Exercise data:

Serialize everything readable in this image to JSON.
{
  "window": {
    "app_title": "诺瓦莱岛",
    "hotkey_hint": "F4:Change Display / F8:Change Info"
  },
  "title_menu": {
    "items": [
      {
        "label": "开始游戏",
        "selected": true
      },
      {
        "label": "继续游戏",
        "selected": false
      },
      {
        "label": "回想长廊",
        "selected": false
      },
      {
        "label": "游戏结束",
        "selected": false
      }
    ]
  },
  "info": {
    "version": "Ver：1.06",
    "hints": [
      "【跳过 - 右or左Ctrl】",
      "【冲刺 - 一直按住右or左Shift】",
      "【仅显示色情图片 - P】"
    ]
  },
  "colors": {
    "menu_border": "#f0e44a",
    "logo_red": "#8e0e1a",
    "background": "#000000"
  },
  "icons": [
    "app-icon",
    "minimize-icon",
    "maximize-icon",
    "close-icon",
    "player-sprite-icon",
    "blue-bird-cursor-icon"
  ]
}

Exercise details: Transcribe every entry exactly.

Response to the task:
Serialize everything readable in this image to JSON.
{
  "window": {
    "app_title": "诺瓦莱岛",
    "hotkey_hint": "F4:Change Display / F8:Change Info"
  },
  "title_menu": {
    "items": [
      {
        "label": "开始游戏",
        "selected": true
      },
      {
        "label": "继续游戏",
        "selected": false
      },
      {
        "label": "回想长廊",
        "selected": false
      },
      {
        "label": "游戏结束",
        "selected": false
      }
    ]
  },
  "info": {
    "version": "Ver：1.06",
    "hints": [
      "【跳过 - 右or左Ctrl】",
      "【冲刺 - 一直按住右or左Shift】",
      "【仅显示色情图片 - P】"
    ]
  },
  "colors": {
    "menu_border": "#f0e44a",
    "logo_red": "#8e0e1a",
    "background": "#000000"
  },
  "icons": [
    "app-icon",
    "minimize-icon",
    "maximize-icon",
    "close-icon",
    "player-sprite-icon",
    "blue-bird-cursor-icon"
  ]
}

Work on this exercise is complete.